§ **Challenge**
Repeat every entry word for word, but leave the images out of your copy.

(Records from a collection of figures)
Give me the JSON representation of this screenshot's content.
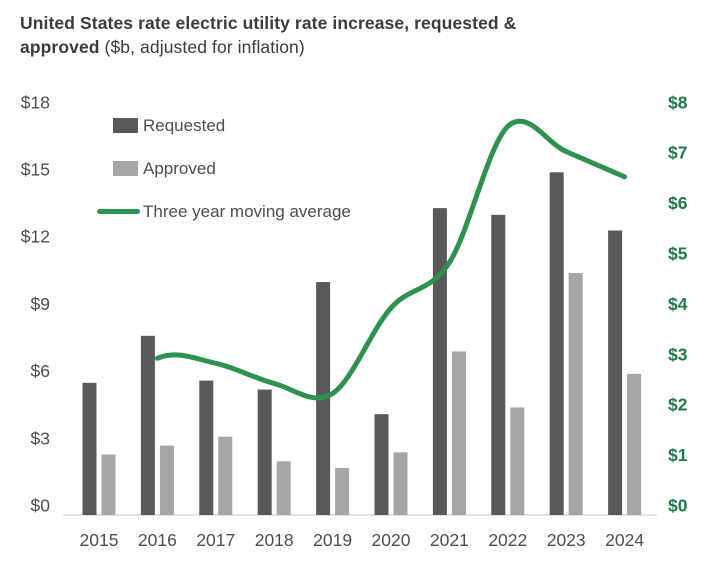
{
  "title": {
    "bold_line1": "United States rate electric utility rate increase, requested &",
    "bold_word2": "approved",
    "normal_suffix": " ($b, adjusted for inflation)"
  },
  "legend": [
    {
      "label": "Requested",
      "type": "bar",
      "color": "#595959"
    },
    {
      "label": "Approved",
      "type": "bar",
      "color": "#a6a6a6"
    },
    {
      "label": "Three year moving average",
      "type": "line",
      "color": "#2e9150"
    }
  ],
  "chart_data": {
    "type": "bar+line combo, dual axis",
    "categories": [
      "2015",
      "2016",
      "2017",
      "2018",
      "2019",
      "2020",
      "2021",
      "2022",
      "2023",
      "2024"
    ],
    "series": [
      {
        "name": "Requested",
        "type": "bar",
        "axis": "left",
        "color": "#595959",
        "values": [
          5.9,
          8.0,
          6.0,
          5.6,
          10.4,
          4.5,
          13.7,
          13.4,
          15.3,
          12.7
        ]
      },
      {
        "name": "Approved",
        "type": "bar",
        "axis": "left",
        "color": "#a6a6a6",
        "values": [
          2.7,
          3.1,
          3.5,
          2.4,
          2.1,
          2.8,
          7.3,
          4.8,
          10.8,
          6.3
        ]
      },
      {
        "name": "Three year moving average",
        "type": "line",
        "axis": "right",
        "color": "#2e9150",
        "values": [
          null,
          3.1,
          3.0,
          2.6,
          2.4,
          4.1,
          5.0,
          7.7,
          7.2,
          6.7
        ]
      }
    ],
    "left_axis": {
      "tick_labels": [
        "$0",
        "$3",
        "$6",
        "$9",
        "$12",
        "$15",
        "$18"
      ],
      "tick_values": [
        0,
        3,
        6,
        9,
        12,
        15,
        18
      ],
      "range": [
        0,
        18
      ],
      "text_color": "#4d4d4d"
    },
    "right_axis": {
      "tick_labels": [
        "$0",
        "$1",
        "$2",
        "$3",
        "$4",
        "$5",
        "$6",
        "$7",
        "$8"
      ],
      "tick_values": [
        0,
        1,
        2,
        3,
        4,
        5,
        6,
        7,
        8
      ],
      "range": [
        0,
        8
      ],
      "text_color": "#1f7a48"
    },
    "grid": "off",
    "legend_position": "top-left inside plot",
    "baseline_color": "#d9d9d9"
  }
}
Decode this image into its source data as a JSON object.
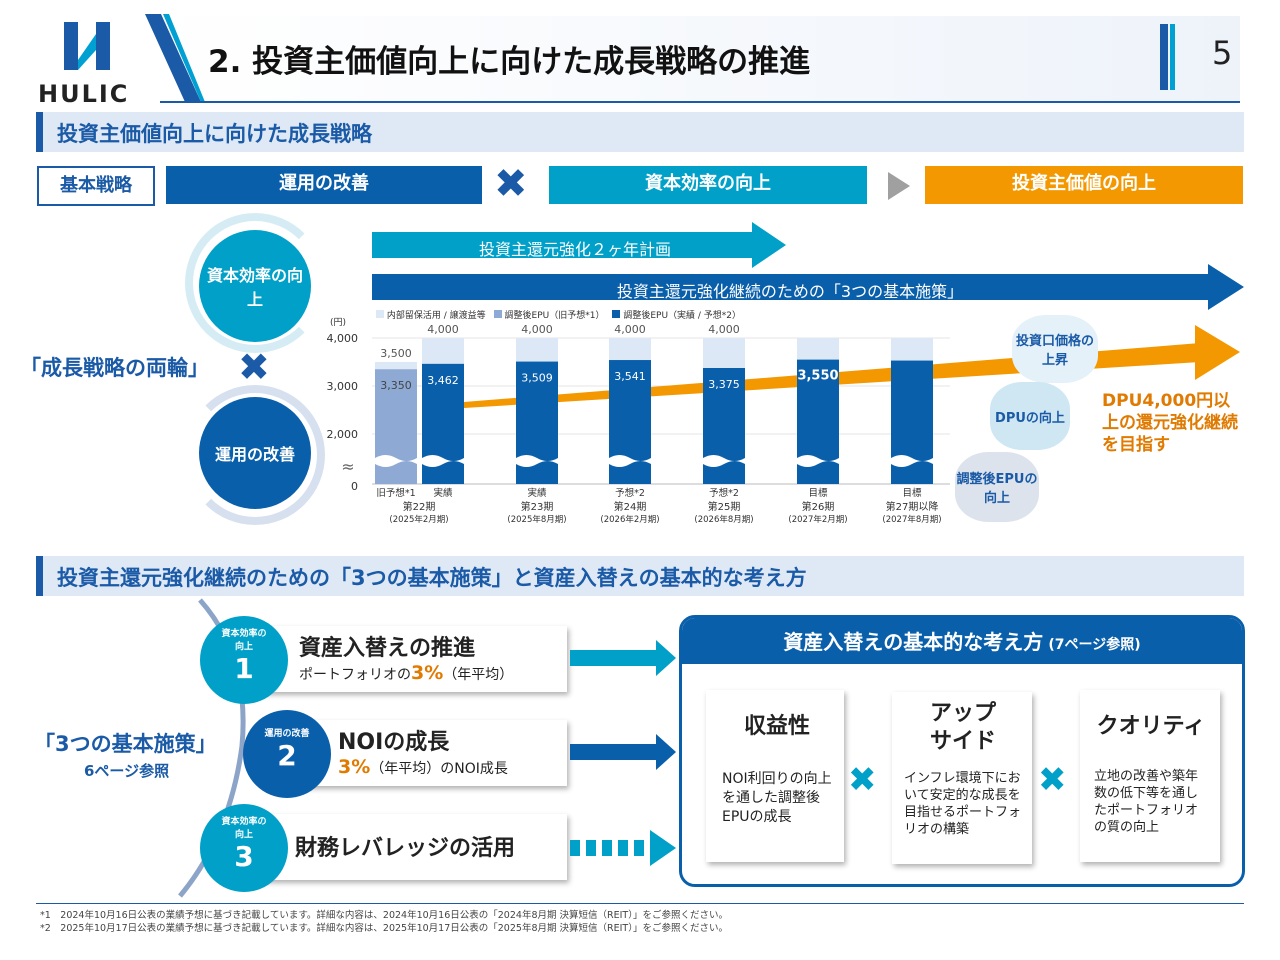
{
  "header": {
    "logo_text": "HULIC",
    "title": "2. 投資主価値向上に向けた成長戦略の推進",
    "page_number": "5"
  },
  "section1": {
    "title": "投資主価値向上に向けた成長戦略",
    "basic_strategy_label": "基本戦略",
    "strategies": [
      "運用の改善",
      "資本効率の向上",
      "投資主価値の向上"
    ],
    "arrow_2year": "投資主還元強化２ヶ年計画",
    "arrow_3measures": "投資主還元強化継続のための「3つの基本施策」",
    "gear_top": "資本効率の向上",
    "gear_bottom": "運用の改善",
    "two_wheels": "「成長戦略の両輪」",
    "right_gears": [
      "投資口価格の上昇",
      "DPUの向上",
      "調整後EPUの向上"
    ],
    "dpu_goal": "DPU4,000円以上の還元強化継続を目指す"
  },
  "chart_data": {
    "type": "bar",
    "unit_label": "(円)",
    "yticks": [
      "4,000",
      "3,000",
      "2,000",
      "0"
    ],
    "ylim": [
      0,
      4000
    ],
    "axis_break": true,
    "legend": [
      "内部留保活用 / 譲渡益等",
      "調整後EPU（旧予想*1）",
      "調整後EPU（実績 / 予想*2）"
    ],
    "legend_placement": "top",
    "colors": {
      "retained": "#dce8f6",
      "old_forecast": "#8eaad4",
      "epu": "#0a5fab",
      "trend": "#f39800"
    },
    "bars": [
      {
        "label": "旧予想*1",
        "period": "第22期",
        "date": "(2025年2月期)",
        "epu": 3350,
        "total": 3500,
        "epu_label": "3,350",
        "total_label": "3,500",
        "kind": "old_forecast"
      },
      {
        "label": "実績",
        "period": "",
        "date": "",
        "epu": 3462,
        "total": 4000,
        "epu_label": "3,462",
        "total_label": "4,000",
        "kind": "epu"
      },
      {
        "label": "実績",
        "period": "第23期",
        "date": "(2025年8月期)",
        "epu": 3509,
        "total": 4000,
        "epu_label": "3,509",
        "total_label": "4,000",
        "kind": "epu"
      },
      {
        "label": "予想*2",
        "period": "第24期",
        "date": "(2026年2月期)",
        "epu": 3541,
        "total": 4000,
        "epu_label": "3,541",
        "total_label": "4,000",
        "kind": "epu"
      },
      {
        "label": "予想*2",
        "period": "第25期",
        "date": "(2026年8月期)",
        "epu": 3375,
        "total": 4000,
        "epu_label": "3,375",
        "total_label": "4,000",
        "kind": "epu"
      },
      {
        "label": "目標",
        "period": "第26期",
        "date": "(2027年2月期)",
        "epu": 3550,
        "total": null,
        "epu_label": "3,550",
        "total_label": "",
        "kind": "epu"
      },
      {
        "label": "目標",
        "period": "第27期以降",
        "date": "(2027年8月期)",
        "epu": null,
        "total": null,
        "epu_label": "",
        "total_label": "",
        "kind": "epu"
      }
    ]
  },
  "section2": {
    "title": "投資主還元強化継続のための「3つの基本施策」と資産入替えの基本的な考え方",
    "three_measures": "「3つの基本施策」",
    "see_page": "6ページ参照",
    "measures": [
      {
        "num": "1",
        "tag": "資本効率の向上",
        "title": "資産入替えの推進",
        "sub_pre": "ポートフォリオの",
        "sub_pct": "3%",
        "sub_post": "（年平均）"
      },
      {
        "num": "2",
        "tag": "運用の改善",
        "title": "NOIの成長",
        "sub_pre": "",
        "sub_pct": "3%",
        "sub_post": "（年平均）のNOI成長"
      },
      {
        "num": "3",
        "tag": "資本効率の向上",
        "title": "財務レバレッジの活用",
        "sub_pre": "",
        "sub_pct": "",
        "sub_post": ""
      }
    ],
    "policy_title": "資産入替えの基本的な考え方",
    "policy_ref": "(7ページ参照)",
    "policies": [
      {
        "title": "収益性",
        "body": "NOI利回りの向上を通した調整後EPUの成長"
      },
      {
        "title": "アップサイド",
        "body": "インフレ環境下において安定的な成長を目指せるポートフォリオの構築"
      },
      {
        "title": "クオリティ",
        "body": "立地の改善や築年数の低下等を通したポートフォリオの質の向上"
      }
    ]
  },
  "footnotes": [
    "*1　2024年10月16日公表の業績予想に基づき記載しています。詳細な内容は、2024年10月16日公表の「2024年8月期 決算短信（REIT）」をご参照ください。",
    "*2　2025年10月17日公表の業績予想に基づき記載しています。詳細な内容は、2025年10月17日公表の「2025年8月期 決算短信（REIT）」をご参照ください。"
  ]
}
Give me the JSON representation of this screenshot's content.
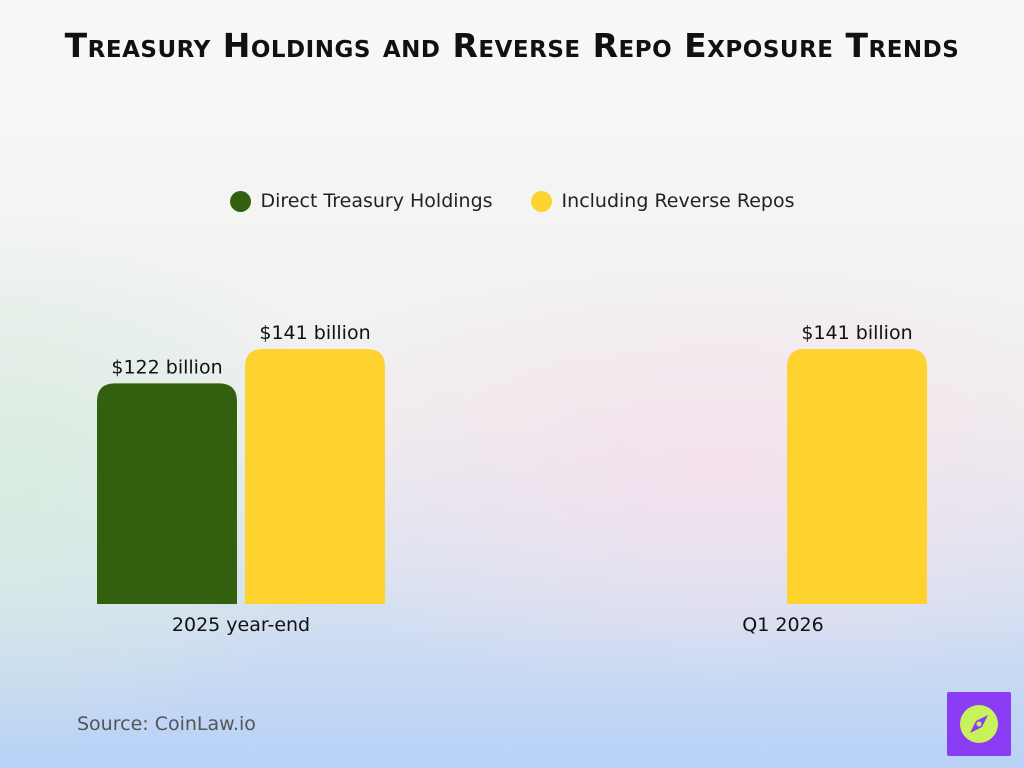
{
  "chart_data": {
    "type": "bar",
    "title": "Treasury Holdings and Reverse Repo Exposure Trends",
    "xlabel": "",
    "ylabel": "",
    "categories": [
      "2025 year-end",
      "Q1 2026"
    ],
    "series": [
      {
        "name": "Direct Treasury Holdings",
        "color": "#33600f",
        "values": [
          122,
          null
        ],
        "labels": [
          "$122 billion",
          ""
        ]
      },
      {
        "name": "Including Reverse Repos",
        "color": "#ffd32f",
        "values": [
          141,
          141
        ],
        "labels": [
          "$141 billion",
          "$141 billion"
        ]
      }
    ],
    "unit": "billion USD",
    "ylim": [
      0,
      141
    ],
    "grid": false,
    "legend_position": "top-center"
  },
  "footer": {
    "source": "Source: CoinLaw.io"
  },
  "logo": {
    "icon": "compass-icon",
    "color": "#8b3df5",
    "accent": "#c8f25a"
  }
}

§ **Expected answer**
Give me the JSON representation of this screenshot's content.
{
  "title": {
    "bold_line1": "United States rate electric utility rate increase, requested &",
    "bold_word2": "approved",
    "normal_suffix": " ($b, adjusted for inflation)"
  },
  "legend": [
    {
      "label": "Requested",
      "type": "bar",
      "color": "#595959"
    },
    {
      "label": "Approved",
      "type": "bar",
      "color": "#a6a6a6"
    },
    {
      "label": "Three year moving average",
      "type": "line",
      "color": "#2e9150"
    }
  ],
  "chart_data": {
    "type": "bar+line combo, dual axis",
    "categories": [
      "2015",
      "2016",
      "2017",
      "2018",
      "2019",
      "2020",
      "2021",
      "2022",
      "2023",
      "2024"
    ],
    "series": [
      {
        "name": "Requested",
        "type": "bar",
        "axis": "left",
        "color": "#595959",
        "values": [
          5.9,
          8.0,
          6.0,
          5.6,
          10.4,
          4.5,
          13.7,
          13.4,
          15.3,
          12.7
        ]
      },
      {
        "name": "Approved",
        "type": "bar",
        "axis": "left",
        "color": "#a6a6a6",
        "values": [
          2.7,
          3.1,
          3.5,
          2.4,
          2.1,
          2.8,
          7.3,
          4.8,
          10.8,
          6.3
        ]
      },
      {
        "name": "Three year moving average",
        "type": "line",
        "axis": "right",
        "color": "#2e9150",
        "values": [
          null,
          3.1,
          3.0,
          2.6,
          2.4,
          4.1,
          5.0,
          7.7,
          7.2,
          6.7
        ]
      }
    ],
    "left_axis": {
      "tick_labels": [
        "$0",
        "$3",
        "$6",
        "$9",
        "$12",
        "$15",
        "$18"
      ],
      "tick_values": [
        0,
        3,
        6,
        9,
        12,
        15,
        18
      ],
      "range": [
        0,
        18
      ],
      "text_color": "#4d4d4d"
    },
    "right_axis": {
      "tick_labels": [
        "$0",
        "$1",
        "$2",
        "$3",
        "$4",
        "$5",
        "$6",
        "$7",
        "$8"
      ],
      "tick_values": [
        0,
        1,
        2,
        3,
        4,
        5,
        6,
        7,
        8
      ],
      "range": [
        0,
        8
      ],
      "text_color": "#1f7a48"
    },
    "grid": "off",
    "legend_position": "top-left inside plot",
    "baseline_color": "#d9d9d9"
  }
}
Decode this image into its source data as a JSON object.
{
  "header": {
    "logo_text": "HULIC",
    "title": "2. 投資主価値向上に向けた成長戦略の推進",
    "page_number": "5"
  },
  "section1": {
    "title": "投資主価値向上に向けた成長戦略",
    "basic_strategy_label": "基本戦略",
    "strategies": [
      "運用の改善",
      "資本効率の向上",
      "投資主価値の向上"
    ],
    "arrow_2year": "投資主還元強化２ヶ年計画",
    "arrow_3measures": "投資主還元強化継続のための「3つの基本施策」",
    "gear_top": "資本効率の向上",
    "gear_bottom": "運用の改善",
    "two_wheels": "「成長戦略の両輪」",
    "right_gears": [
      "投資口価格の上昇",
      "DPUの向上",
      "調整後EPUの向上"
    ],
    "dpu_goal": "DPU4,000円以上の還元強化継続を目指す"
  },
  "chart_data": {
    "type": "bar",
    "unit_label": "(円)",
    "yticks": [
      "4,000",
      "3,000",
      "2,000",
      "0"
    ],
    "ylim": [
      0,
      4000
    ],
    "axis_break": true,
    "legend": [
      "内部留保活用 / 譲渡益等",
      "調整後EPU（旧予想*1）",
      "調整後EPU（実績 / 予想*2）"
    ],
    "legend_placement": "top",
    "colors": {
      "retained": "#dce8f6",
      "old_forecast": "#8eaad4",
      "epu": "#0a5fab",
      "trend": "#f39800"
    },
    "bars": [
      {
        "label": "旧予想*1",
        "period": "第22期",
        "date": "(2025年2月期)",
        "epu": 3350,
        "total": 3500,
        "epu_label": "3,350",
        "total_label": "3,500",
        "kind": "old_forecast"
      },
      {
        "label": "実績",
        "period": "",
        "date": "",
        "epu": 3462,
        "total": 4000,
        "epu_label": "3,462",
        "total_label": "4,000",
        "kind": "epu"
      },
      {
        "label": "実績",
        "period": "第23期",
        "date": "(2025年8月期)",
        "epu": 3509,
        "total": 4000,
        "epu_label": "3,509",
        "total_label": "4,000",
        "kind": "epu"
      },
      {
        "label": "予想*2",
        "period": "第24期",
        "date": "(2026年2月期)",
        "epu": 3541,
        "total": 4000,
        "epu_label": "3,541",
        "total_label": "4,000",
        "kind": "epu"
      },
      {
        "label": "予想*2",
        "period": "第25期",
        "date": "(2026年8月期)",
        "epu": 3375,
        "total": 4000,
        "epu_label": "3,375",
        "total_label": "4,000",
        "kind": "epu"
      },
      {
        "label": "目標",
        "period": "第26期",
        "date": "(2027年2月期)",
        "epu": 3550,
        "total": null,
        "epu_label": "3,550",
        "total_label": "",
        "kind": "epu"
      },
      {
        "label": "目標",
        "period": "第27期以降",
        "date": "(2027年8月期)",
        "epu": null,
        "total": null,
        "epu_label": "",
        "total_label": "",
        "kind": "epu"
      }
    ]
  },
  "section2": {
    "title": "投資主還元強化継続のための「3つの基本施策」と資産入替えの基本的な考え方",
    "three_measures": "「3つの基本施策」",
    "see_page": "6ページ参照",
    "measures": [
      {
        "num": "1",
        "tag": "資本効率の向上",
        "title": "資産入替えの推進",
        "sub_pre": "ポートフォリオの",
        "sub_pct": "3%",
        "sub_post": "（年平均）"
      },
      {
        "num": "2",
        "tag": "運用の改善",
        "title": "NOIの成長",
        "sub_pre": "",
        "sub_pct": "3%",
        "sub_post": "（年平均）のNOI成長"
      },
      {
        "num": "3",
        "tag": "資本効率の向上",
        "title": "財務レバレッジの活用",
        "sub_pre": "",
        "sub_pct": "",
        "sub_post": ""
      }
    ],
    "policy_title": "資産入替えの基本的な考え方",
    "policy_ref": "(7ページ参照)",
    "policies": [
      {
        "title": "収益性",
        "body": "NOI利回りの向上を通した調整後EPUの成長"
      },
      {
        "title": "アップサイド",
        "body": "インフレ環境下において安定的な成長を目指せるポートフォリオの構築"
      },
      {
        "title": "クオリティ",
        "body": "立地の改善や築年数の低下等を通したポートフォリオの質の向上"
      }
    ]
  },
  "footnotes": [
    "*1　2024年10月16日公表の業績予想に基づき記載しています。詳細な内容は、2024年10月16日公表の「2024年8月期 決算短信（REIT）」をご参照ください。",
    "*2　2025年10月17日公表の業績予想に基づき記載しています。詳細な内容は、2025年10月17日公表の「2025年8月期 決算短信（REIT）」をご参照ください。"
  ]
}
Give me the JSON representation of this screenshot's content.
{
  "chart_data": {
    "type": "bar",
    "title": "Treasury Holdings and Reverse Repo Exposure Trends",
    "xlabel": "",
    "ylabel": "",
    "categories": [
      "2025 year-end",
      "Q1 2026"
    ],
    "series": [
      {
        "name": "Direct Treasury Holdings",
        "color": "#33600f",
        "values": [
          122,
          null
        ],
        "labels": [
          "$122 billion",
          ""
        ]
      },
      {
        "name": "Including Reverse Repos",
        "color": "#ffd32f",
        "values": [
          141,
          141
        ],
        "labels": [
          "$141 billion",
          "$141 billion"
        ]
      }
    ],
    "unit": "billion USD",
    "ylim": [
      0,
      141
    ],
    "grid": false,
    "legend_position": "top-center"
  },
  "footer": {
    "source": "Source: CoinLaw.io"
  },
  "logo": {
    "icon": "compass-icon",
    "color": "#8b3df5",
    "accent": "#c8f25a"
  }
}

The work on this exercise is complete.